▶ Exercise instructions
Pull out every line with the word "JSON".

▶ Input for this task

☆ ☆ ☆ ☆ ☆

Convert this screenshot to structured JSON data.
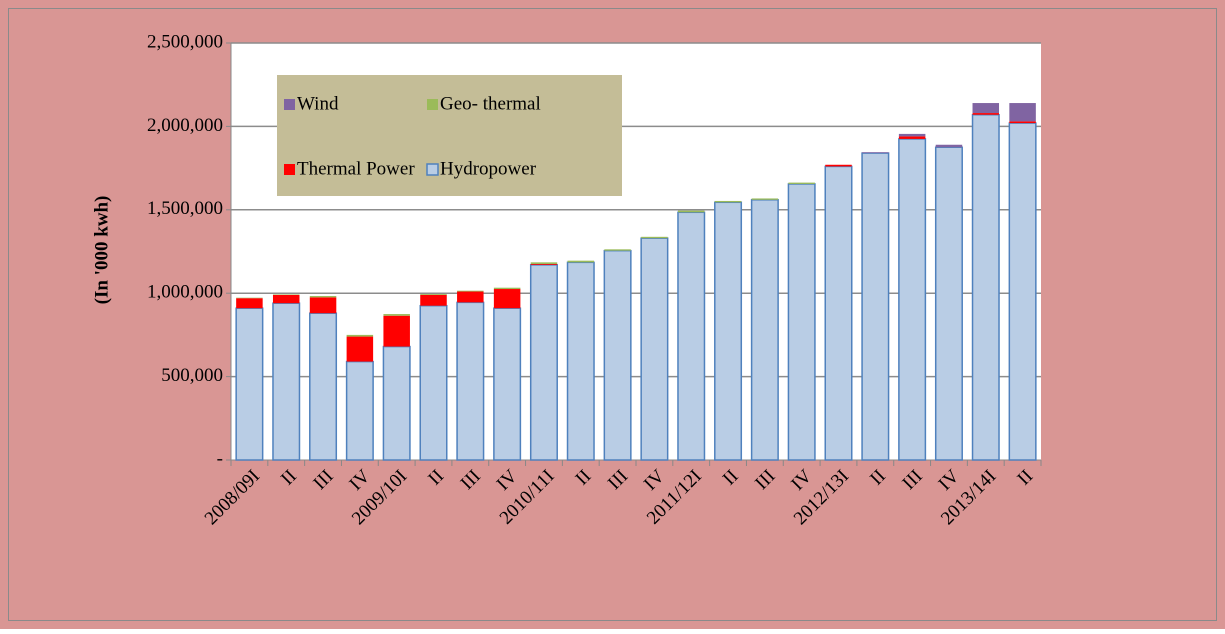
{
  "chart_data": {
    "type": "stacked_bar",
    "y_label": "(In '000 kwh)",
    "categories": [
      "2008/09I",
      "II",
      "III",
      "IV",
      "2009/10I",
      "II",
      "III",
      "IV",
      "2010/11I",
      "II",
      "III",
      "IV",
      "2011/12I",
      "II",
      "III",
      "IV",
      "2012/13I",
      "II",
      "III",
      "IV",
      "2013/14I",
      "II"
    ],
    "series": [
      {
        "name": "Hydropower",
        "color": "#b9cde5",
        "values": [
          910000,
          940000,
          880000,
          590000,
          680000,
          925000,
          945000,
          910000,
          1170000,
          1185000,
          1255000,
          1330000,
          1485000,
          1545000,
          1560000,
          1655000,
          1760000,
          1840000,
          1925000,
          1875000,
          2070000,
          2020000
        ]
      },
      {
        "name": "Thermal Power",
        "color": "#ff0000",
        "values": [
          60000,
          50000,
          95000,
          150000,
          185000,
          65000,
          65000,
          115000,
          5000,
          0,
          0,
          0,
          0,
          0,
          0,
          0,
          10000,
          0,
          15000,
          0,
          10000,
          10000
        ]
      },
      {
        "name": "Geo- thermal",
        "color": "#9bbb59",
        "values": [
          3000,
          3000,
          8000,
          10000,
          10000,
          5000,
          5000,
          8000,
          10000,
          10000,
          8000,
          8000,
          10000,
          8000,
          8000,
          8000,
          0,
          0,
          0,
          0,
          0,
          0
        ]
      },
      {
        "name": "Wind",
        "color": "#8064a2",
        "values": [
          0,
          0,
          0,
          0,
          0,
          0,
          0,
          0,
          0,
          0,
          0,
          0,
          0,
          0,
          0,
          0,
          0,
          5000,
          15000,
          15000,
          60000,
          110000
        ]
      }
    ],
    "ylim": [
      0,
      2500000
    ],
    "yticks": [
      {
        "value": 0,
        "label": "-"
      },
      {
        "value": 500000,
        "label": "500,000"
      },
      {
        "value": 1000000,
        "label": "1,000,000"
      },
      {
        "value": 1500000,
        "label": "1,500,000"
      },
      {
        "value": 2000000,
        "label": "2,000,000"
      },
      {
        "value": 2500000,
        "label": "2,500,000"
      }
    ],
    "grid": true,
    "legend": "top-left"
  }
}
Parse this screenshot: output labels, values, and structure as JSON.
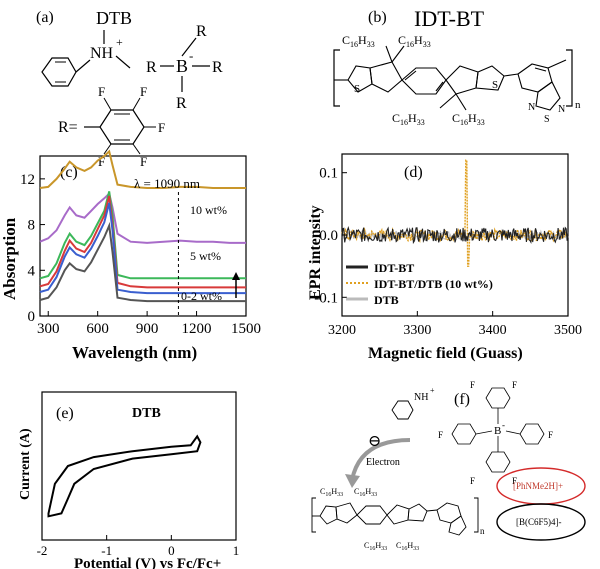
{
  "panel_labels": {
    "a": "(a)",
    "b": "(b)",
    "c": "(c)",
    "d": "(d)",
    "e": "(e)",
    "f": "(f)"
  },
  "structures": {
    "dtb_title": "DTB",
    "idtbt_title": "IDT-BT",
    "nh_plus": "NH",
    "plus_sign": "+",
    "boron": "B",
    "minus_sign": "-",
    "r": "R",
    "f": "F",
    "r_eq": "R=",
    "c16": "C",
    "c16_sub1": "16",
    "c16_h": "H",
    "c16_sub2": "33",
    "s": "S",
    "n": "N",
    "subscript_n": "n"
  },
  "panel_f": {
    "electron_label": "Electron",
    "minus_symbol": "⊖",
    "cation_label": "[PhNMe2H]+",
    "anion_label": "[B(C6F5)4]-",
    "colors": {
      "cation_ring": "#d42a2a",
      "anion_ring": "#000000",
      "cation_text": "#c0392b"
    }
  },
  "chart_data": [
    {
      "type": "line",
      "title": "",
      "xlabel": "Wavelength (nm)",
      "ylabel": "Absorption",
      "xlim": [
        250,
        1500
      ],
      "ylim": [
        0,
        14
      ],
      "xticks": [
        300,
        600,
        900,
        1200,
        1500
      ],
      "yticks": [
        0,
        4,
        8,
        12
      ],
      "annotations": [
        "λ = 1090 nm",
        "10 wt%",
        "5 wt%",
        "0-2 wt%"
      ],
      "marker_line_x": 1090,
      "x": [
        250,
        300,
        350,
        400,
        430,
        470,
        520,
        560,
        600,
        640,
        670,
        690,
        720,
        800,
        900,
        1000,
        1100,
        1200,
        1300,
        1400,
        1500
      ],
      "series": [
        {
          "name": "10 wt%",
          "color": "#c9962a",
          "values": [
            11.2,
            11.3,
            12.0,
            12.9,
            13.5,
            13.0,
            12.7,
            13.0,
            13.6,
            14.0,
            14.4,
            13.2,
            11.5,
            11.3,
            11.2,
            11.2,
            11.3,
            11.3,
            11.2,
            11.2,
            11.2
          ]
        },
        {
          "name": "5 wt%",
          "color": "#a86bc9",
          "values": [
            6.5,
            6.8,
            7.5,
            8.8,
            9.5,
            8.8,
            8.6,
            9.2,
            9.8,
            10.3,
            10.7,
            9.5,
            7.2,
            6.5,
            6.4,
            6.5,
            6.6,
            6.5,
            6.5,
            6.4,
            6.4
          ]
        },
        {
          "name": "green",
          "color": "#3cb85a",
          "values": [
            3.3,
            3.5,
            4.6,
            6.4,
            7.2,
            6.5,
            6.2,
            7.0,
            8.1,
            9.2,
            10.9,
            8.8,
            3.6,
            3.3,
            3.3,
            3.3,
            3.3,
            3.3,
            3.3,
            3.3,
            3.3
          ]
        },
        {
          "name": "red",
          "color": "#d83a3a",
          "values": [
            2.6,
            2.8,
            3.9,
            5.7,
            6.6,
            5.9,
            5.6,
            6.4,
            7.6,
            8.8,
            10.5,
            8.0,
            2.9,
            2.6,
            2.5,
            2.5,
            2.5,
            2.5,
            2.5,
            2.5,
            2.5
          ]
        },
        {
          "name": "blue",
          "color": "#3a5fcf",
          "values": [
            2.1,
            2.3,
            3.4,
            5.2,
            6.0,
            5.4,
            5.1,
            5.9,
            7.0,
            8.2,
            9.9,
            7.5,
            2.3,
            2.1,
            2.0,
            2.0,
            2.0,
            2.0,
            2.0,
            2.0,
            2.0
          ]
        },
        {
          "name": "dark",
          "color": "#555555",
          "values": [
            1.4,
            1.6,
            2.5,
            4.0,
            4.6,
            4.1,
            3.9,
            4.7,
            5.8,
            6.9,
            7.9,
            5.6,
            1.6,
            1.4,
            1.3,
            1.3,
            1.3,
            1.3,
            1.3,
            1.3,
            1.3
          ]
        }
      ]
    },
    {
      "type": "line",
      "title": "",
      "xlabel": "Magnetic field (Guass)",
      "ylabel": "EPR intensity",
      "xlim": [
        3200,
        3500
      ],
      "ylim": [
        -0.13,
        0.13
      ],
      "xticks": [
        3200,
        3300,
        3400,
        3500
      ],
      "yticks": [
        -0.1,
        0.0,
        0.1
      ],
      "legend": "bottom-left",
      "series": [
        {
          "name": "IDT-BT",
          "color": "#222222"
        },
        {
          "name": "IDT-BT/DTB (10 wt%)",
          "color": "#e0a020"
        },
        {
          "name": "DTB",
          "color": "#bbbbbb"
        }
      ],
      "peak": {
        "x": 3366,
        "min": -0.05,
        "max": 0.12
      }
    },
    {
      "type": "line",
      "title": "DTB",
      "xlabel": "Potential (V) vs Fc/Fc+",
      "ylabel": "Current (A)",
      "xlim": [
        -2,
        1
      ],
      "xticks": [
        -2,
        -1,
        0,
        1
      ],
      "cv_loop": [
        [
          -1.9,
          0.18
        ],
        [
          -1.8,
          0.38
        ],
        [
          -1.6,
          0.5
        ],
        [
          -1.2,
          0.56
        ],
        [
          -0.6,
          0.6
        ],
        [
          0.0,
          0.63
        ],
        [
          0.3,
          0.64
        ],
        [
          0.4,
          0.7
        ],
        [
          0.45,
          0.66
        ],
        [
          0.4,
          0.6
        ],
        [
          0.0,
          0.58
        ],
        [
          -0.6,
          0.55
        ],
        [
          -1.2,
          0.48
        ],
        [
          -1.5,
          0.38
        ],
        [
          -1.6,
          0.28
        ],
        [
          -1.7,
          0.18
        ],
        [
          -1.9,
          0.16
        ]
      ]
    }
  ]
}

☆ ☆ ☆ ☆ ☆

▶ Exercise output
Convert this screenshot to structured JSON data.
Parse this screenshot: output labels, values, and structure as JSON.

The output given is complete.